> [PROBLEM TO SOLVE]: Quote, without change, all of the lines that follow.

> [MATERIAL TO PROCESS]:
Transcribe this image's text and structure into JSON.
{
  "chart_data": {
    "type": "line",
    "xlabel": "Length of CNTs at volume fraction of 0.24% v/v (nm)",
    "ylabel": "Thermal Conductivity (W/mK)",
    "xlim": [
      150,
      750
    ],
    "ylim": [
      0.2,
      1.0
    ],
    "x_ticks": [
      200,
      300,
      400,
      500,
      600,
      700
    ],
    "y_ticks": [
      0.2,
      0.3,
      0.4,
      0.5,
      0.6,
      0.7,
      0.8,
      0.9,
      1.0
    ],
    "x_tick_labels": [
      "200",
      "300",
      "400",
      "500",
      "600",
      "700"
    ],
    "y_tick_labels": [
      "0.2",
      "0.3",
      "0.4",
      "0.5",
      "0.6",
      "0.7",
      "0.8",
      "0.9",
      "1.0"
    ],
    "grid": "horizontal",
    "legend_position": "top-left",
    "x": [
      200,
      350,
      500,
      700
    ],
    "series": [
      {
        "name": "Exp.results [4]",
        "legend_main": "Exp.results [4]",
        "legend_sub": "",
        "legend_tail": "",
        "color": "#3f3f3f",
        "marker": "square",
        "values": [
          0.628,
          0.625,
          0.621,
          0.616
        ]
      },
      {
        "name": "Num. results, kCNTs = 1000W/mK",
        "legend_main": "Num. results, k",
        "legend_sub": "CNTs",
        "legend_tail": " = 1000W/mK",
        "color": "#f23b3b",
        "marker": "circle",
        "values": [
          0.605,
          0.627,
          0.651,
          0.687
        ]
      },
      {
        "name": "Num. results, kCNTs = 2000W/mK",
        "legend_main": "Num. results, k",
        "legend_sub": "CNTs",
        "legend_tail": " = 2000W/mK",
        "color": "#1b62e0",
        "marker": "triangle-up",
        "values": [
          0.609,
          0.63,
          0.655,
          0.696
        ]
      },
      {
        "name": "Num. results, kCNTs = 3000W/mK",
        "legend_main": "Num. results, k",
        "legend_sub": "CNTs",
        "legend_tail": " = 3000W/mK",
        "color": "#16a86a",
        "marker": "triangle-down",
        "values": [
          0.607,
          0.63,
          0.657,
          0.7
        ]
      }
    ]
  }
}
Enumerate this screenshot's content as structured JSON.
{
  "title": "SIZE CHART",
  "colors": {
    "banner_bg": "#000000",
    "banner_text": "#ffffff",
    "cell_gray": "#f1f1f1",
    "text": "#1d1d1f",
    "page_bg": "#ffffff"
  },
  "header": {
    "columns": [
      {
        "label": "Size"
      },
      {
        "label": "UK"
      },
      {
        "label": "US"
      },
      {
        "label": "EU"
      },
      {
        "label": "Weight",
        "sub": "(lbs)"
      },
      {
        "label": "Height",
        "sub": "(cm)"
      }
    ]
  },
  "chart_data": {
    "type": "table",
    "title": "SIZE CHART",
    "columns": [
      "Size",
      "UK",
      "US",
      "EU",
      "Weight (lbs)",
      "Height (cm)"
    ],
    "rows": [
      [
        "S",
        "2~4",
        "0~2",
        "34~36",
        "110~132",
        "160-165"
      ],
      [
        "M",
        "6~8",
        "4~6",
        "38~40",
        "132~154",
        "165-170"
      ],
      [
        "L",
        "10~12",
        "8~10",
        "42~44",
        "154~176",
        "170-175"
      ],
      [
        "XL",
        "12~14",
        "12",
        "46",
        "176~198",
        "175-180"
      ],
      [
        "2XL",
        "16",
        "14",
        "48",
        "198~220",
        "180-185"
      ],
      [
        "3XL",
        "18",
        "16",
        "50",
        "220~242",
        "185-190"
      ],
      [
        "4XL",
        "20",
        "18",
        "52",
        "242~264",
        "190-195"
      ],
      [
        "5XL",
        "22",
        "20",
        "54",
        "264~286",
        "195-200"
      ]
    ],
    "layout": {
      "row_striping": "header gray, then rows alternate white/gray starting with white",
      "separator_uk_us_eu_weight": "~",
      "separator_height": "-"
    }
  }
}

> [RIGHT ANSWER]:
Transcribe this image's text and structure into JSON.
{
  "chart_data": {
    "type": "line",
    "xlabel": "Length of CNTs at volume fraction of 0.24% v/v (nm)",
    "ylabel": "Thermal Conductivity (W/mK)",
    "xlim": [
      150,
      750
    ],
    "ylim": [
      0.2,
      1.0
    ],
    "x_ticks": [
      200,
      300,
      400,
      500,
      600,
      700
    ],
    "y_ticks": [
      0.2,
      0.3,
      0.4,
      0.5,
      0.6,
      0.7,
      0.8,
      0.9,
      1.0
    ],
    "x_tick_labels": [
      "200",
      "300",
      "400",
      "500",
      "600",
      "700"
    ],
    "y_tick_labels": [
      "0.2",
      "0.3",
      "0.4",
      "0.5",
      "0.6",
      "0.7",
      "0.8",
      "0.9",
      "1.0"
    ],
    "grid": "horizontal",
    "legend_position": "top-left",
    "x": [
      200,
      350,
      500,
      700
    ],
    "series": [
      {
        "name": "Exp.results [4]",
        "legend_main": "Exp.results [4]",
        "legend_sub": "",
        "legend_tail": "",
        "color": "#3f3f3f",
        "marker": "square",
        "values": [
          0.628,
          0.625,
          0.621,
          0.616
        ]
      },
      {
        "name": "Num. results, kCNTs = 1000W/mK",
        "legend_main": "Num. results, k",
        "legend_sub": "CNTs",
        "legend_tail": " = 1000W/mK",
        "color": "#f23b3b",
        "marker": "circle",
        "values": [
          0.605,
          0.627,
          0.651,
          0.687
        ]
      },
      {
        "name": "Num. results, kCNTs = 2000W/mK",
        "legend_main": "Num. results, k",
        "legend_sub": "CNTs",
        "legend_tail": " = 2000W/mK",
        "color": "#1b62e0",
        "marker": "triangle-up",
        "values": [
          0.609,
          0.63,
          0.655,
          0.696
        ]
      },
      {
        "name": "Num. results, kCNTs = 3000W/mK",
        "legend_main": "Num. results, k",
        "legend_sub": "CNTs",
        "legend_tail": " = 3000W/mK",
        "color": "#16a86a",
        "marker": "triangle-down",
        "values": [
          0.607,
          0.63,
          0.657,
          0.7
        ]
      }
    ]
  }
}
Enumerate this screenshot's content as structured JSON.
{
  "title": "SIZE CHART",
  "colors": {
    "banner_bg": "#000000",
    "banner_text": "#ffffff",
    "cell_gray": "#f1f1f1",
    "text": "#1d1d1f",
    "page_bg": "#ffffff"
  },
  "header": {
    "columns": [
      {
        "label": "Size"
      },
      {
        "label": "UK"
      },
      {
        "label": "US"
      },
      {
        "label": "EU"
      },
      {
        "label": "Weight",
        "sub": "(lbs)"
      },
      {
        "label": "Height",
        "sub": "(cm)"
      }
    ]
  },
  "chart_data": {
    "type": "table",
    "title": "SIZE CHART",
    "columns": [
      "Size",
      "UK",
      "US",
      "EU",
      "Weight (lbs)",
      "Height (cm)"
    ],
    "rows": [
      [
        "S",
        "2~4",
        "0~2",
        "34~36",
        "110~132",
        "160-165"
      ],
      [
        "M",
        "6~8",
        "4~6",
        "38~40",
        "132~154",
        "165-170"
      ],
      [
        "L",
        "10~12",
        "8~10",
        "42~44",
        "154~176",
        "170-175"
      ],
      [
        "XL",
        "12~14",
        "12",
        "46",
        "176~198",
        "175-180"
      ],
      [
        "2XL",
        "16",
        "14",
        "48",
        "198~220",
        "180-185"
      ],
      [
        "3XL",
        "18",
        "16",
        "50",
        "220~242",
        "185-190"
      ],
      [
        "4XL",
        "20",
        "18",
        "52",
        "242~264",
        "190-195"
      ],
      [
        "5XL",
        "22",
        "20",
        "54",
        "264~286",
        "195-200"
      ]
    ],
    "layout": {
      "row_striping": "header gray, then rows alternate white/gray starting with white",
      "separator_uk_us_eu_weight": "~",
      "separator_height": "-"
    }
  }
}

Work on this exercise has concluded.